(DATA PROVIDED)

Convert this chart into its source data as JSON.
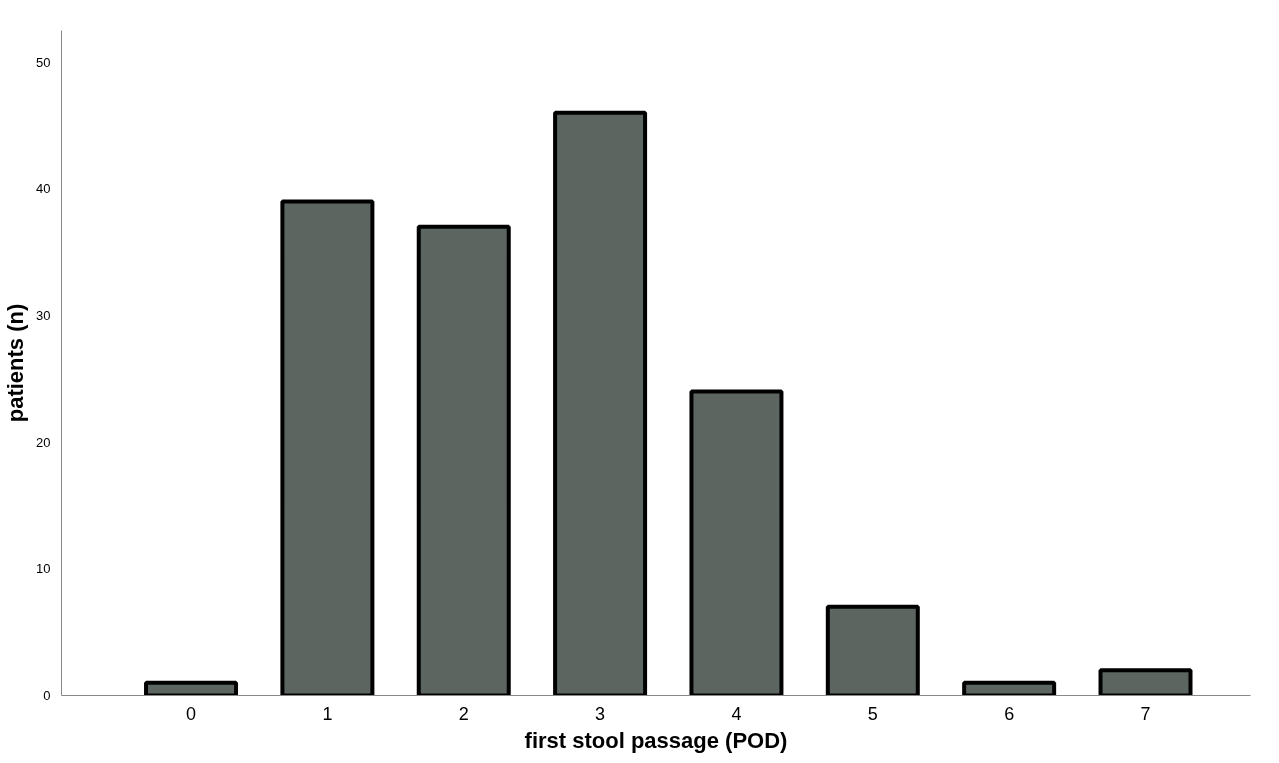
{
  "chart_data": {
    "type": "bar",
    "xlabel": "first stool passage (POD)",
    "ylabel": "patients (n)",
    "categories": [
      "0",
      "1",
      "2",
      "3",
      "4",
      "5",
      "6",
      "7"
    ],
    "values": [
      1,
      39,
      37,
      46,
      24,
      7,
      1,
      2
    ],
    "color": "#5c6560",
    "ylim": [
      0,
      52.5
    ],
    "yticks": [
      0,
      10,
      20,
      30,
      40,
      50
    ],
    "grid": false
  }
}
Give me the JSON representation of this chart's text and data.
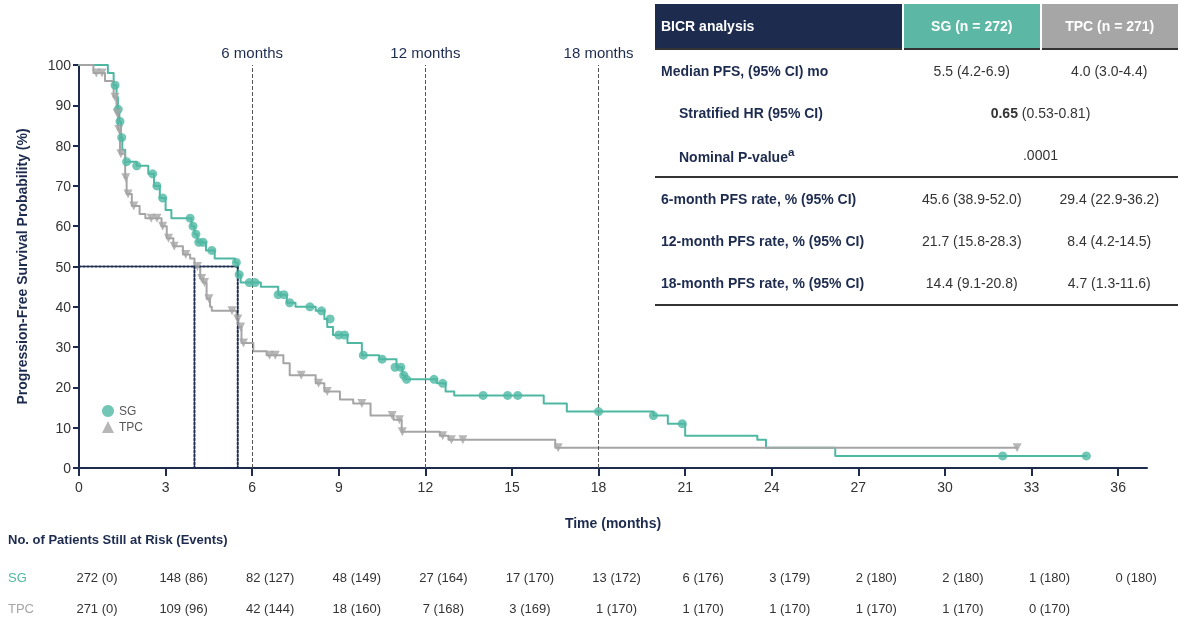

(End DATA PROVIDED)

_AIM OF THE EXERCISE:_ The records above must be printed exactly; the pictures stay out.

_EXERCISE ANSWER:_
Convert this chart into its source data as JSON.
{
  "chart_data": {
    "type": "bar",
    "xlabel": "first stool passage (POD)",
    "ylabel": "patients (n)",
    "categories": [
      "0",
      "1",
      "2",
      "3",
      "4",
      "5",
      "6",
      "7"
    ],
    "values": [
      1,
      39,
      37,
      46,
      24,
      7,
      1,
      2
    ],
    "color": "#5c6560",
    "ylim": [
      0,
      52.5
    ],
    "yticks": [
      0,
      10,
      20,
      30,
      40,
      50
    ],
    "grid": false
  }
}
Give me the JSON representation of this chart's text and data.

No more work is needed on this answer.